→ **Exercise details**
Select, from the material below, each line with "cdot" in it.
>> Start Source data
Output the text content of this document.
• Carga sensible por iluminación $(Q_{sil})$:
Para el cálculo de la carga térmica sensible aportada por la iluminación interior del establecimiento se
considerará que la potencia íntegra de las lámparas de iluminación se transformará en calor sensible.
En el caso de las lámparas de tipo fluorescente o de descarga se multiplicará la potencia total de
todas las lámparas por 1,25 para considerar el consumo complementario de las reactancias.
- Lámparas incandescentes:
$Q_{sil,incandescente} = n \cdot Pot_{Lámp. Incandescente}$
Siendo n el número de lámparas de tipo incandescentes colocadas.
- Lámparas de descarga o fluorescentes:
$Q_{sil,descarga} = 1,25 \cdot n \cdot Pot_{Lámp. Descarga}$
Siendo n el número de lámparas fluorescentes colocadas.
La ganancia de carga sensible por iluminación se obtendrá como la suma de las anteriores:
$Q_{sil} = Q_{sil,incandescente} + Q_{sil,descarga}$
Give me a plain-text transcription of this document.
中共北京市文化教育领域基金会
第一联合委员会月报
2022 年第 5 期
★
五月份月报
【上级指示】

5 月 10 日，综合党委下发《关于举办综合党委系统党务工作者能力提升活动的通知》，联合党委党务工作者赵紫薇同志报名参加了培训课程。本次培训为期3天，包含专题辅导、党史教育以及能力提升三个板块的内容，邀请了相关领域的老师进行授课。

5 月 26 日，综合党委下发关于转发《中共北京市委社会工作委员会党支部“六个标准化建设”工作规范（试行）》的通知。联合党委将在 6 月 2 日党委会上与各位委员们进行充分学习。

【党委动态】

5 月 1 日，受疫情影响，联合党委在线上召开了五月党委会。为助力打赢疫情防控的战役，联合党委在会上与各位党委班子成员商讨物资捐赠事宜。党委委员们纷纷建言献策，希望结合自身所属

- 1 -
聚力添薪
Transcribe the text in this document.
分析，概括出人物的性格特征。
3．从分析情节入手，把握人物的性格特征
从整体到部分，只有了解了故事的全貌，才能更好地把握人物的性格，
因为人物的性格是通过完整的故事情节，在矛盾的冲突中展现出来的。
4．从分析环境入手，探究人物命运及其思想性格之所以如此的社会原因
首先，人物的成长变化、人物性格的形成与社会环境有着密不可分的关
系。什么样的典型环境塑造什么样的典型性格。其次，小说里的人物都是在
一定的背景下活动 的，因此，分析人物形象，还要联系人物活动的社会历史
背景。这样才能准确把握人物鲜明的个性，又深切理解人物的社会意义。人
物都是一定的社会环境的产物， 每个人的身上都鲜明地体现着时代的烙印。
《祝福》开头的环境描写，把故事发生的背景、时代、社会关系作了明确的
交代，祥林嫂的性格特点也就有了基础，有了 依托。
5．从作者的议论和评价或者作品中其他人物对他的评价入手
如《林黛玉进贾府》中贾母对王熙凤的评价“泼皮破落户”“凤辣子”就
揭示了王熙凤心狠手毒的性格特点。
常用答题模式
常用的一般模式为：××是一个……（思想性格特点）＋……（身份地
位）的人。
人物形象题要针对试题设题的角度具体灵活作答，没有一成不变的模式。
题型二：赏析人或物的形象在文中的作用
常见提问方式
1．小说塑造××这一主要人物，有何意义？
>> End Source data
→ **Completed exercise**
$Q_{sil,incandescente} = n \cdot Pot_{Lámp. Incandescente}$
$Q_{sil,descarga} = 1,25 \cdot n \cdot Pot_{Lámp. Descarga}$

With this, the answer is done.